Selected passage =
Identifier - Archivesspace (DC)

  • A qualified Dublin Core Identifier for the ArchivesSpace Archival Object Ref ID associated with an IE. Free text.

Identifier - DTLPID (DC)

  • A qualified Dublin Core Identifier for the DigiTool PID associated with a FILE. Free text.

Is Part Of (DCTERMS)

  • A DCTERMS field often used by the ArchivesSpace crosswalk to show the IE's relationship with an ArchivesSpace Resource. Free text.

Partner Name

  • The partner to whom the IE belongs. Options provided.

Preservation Type

  • The preservation type of a REP associated with an IE. Options provided.

Relation (DC)

  • A Dublin Core field often used by Aleph MARC crosswalk for Finding Aid or Collection information. Free text.

Short exercise =
Write out the metadata field list from "Identifier - Archivesspace" to "FILE. Free text.", changing "qualified" to "refined". The lines that follow are unrelated to the metadata field list.

Information shown =
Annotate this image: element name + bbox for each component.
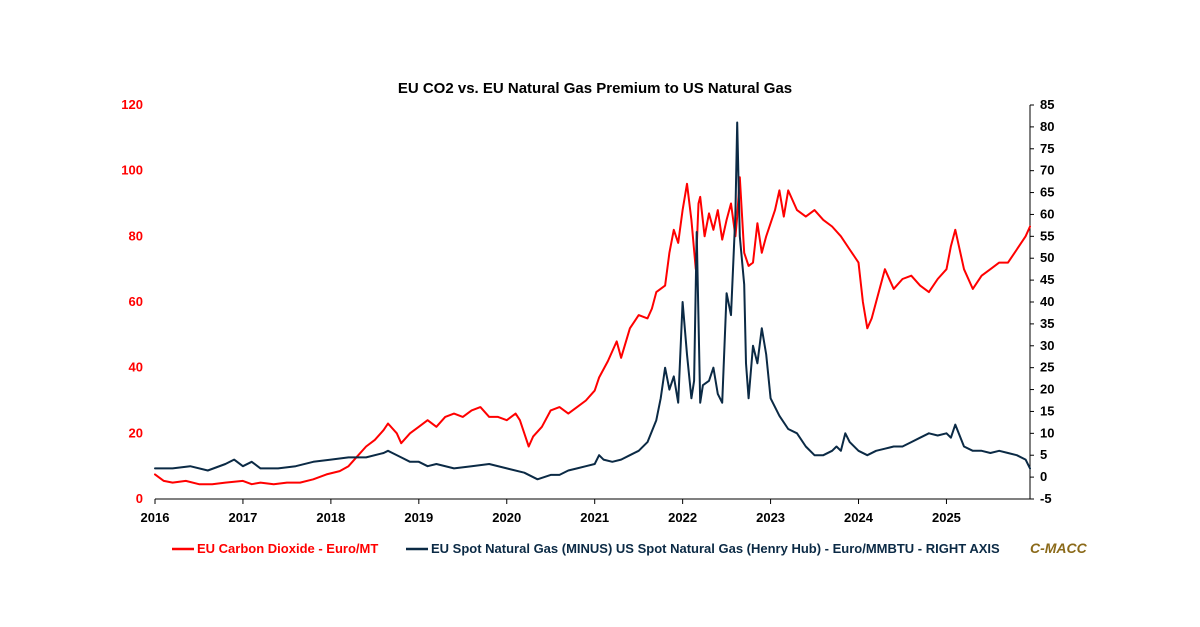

Response =
Identifier - Archivesspace (DC)

  • A refined Dublin Core Identifier for the ArchivesSpace Archival Object Ref ID associated with an IE. Free text.

Identifier - DTLPID (DC)

  • A refined Dublin Core Identifier for the DigiTool PID associated with a FILE. Free text.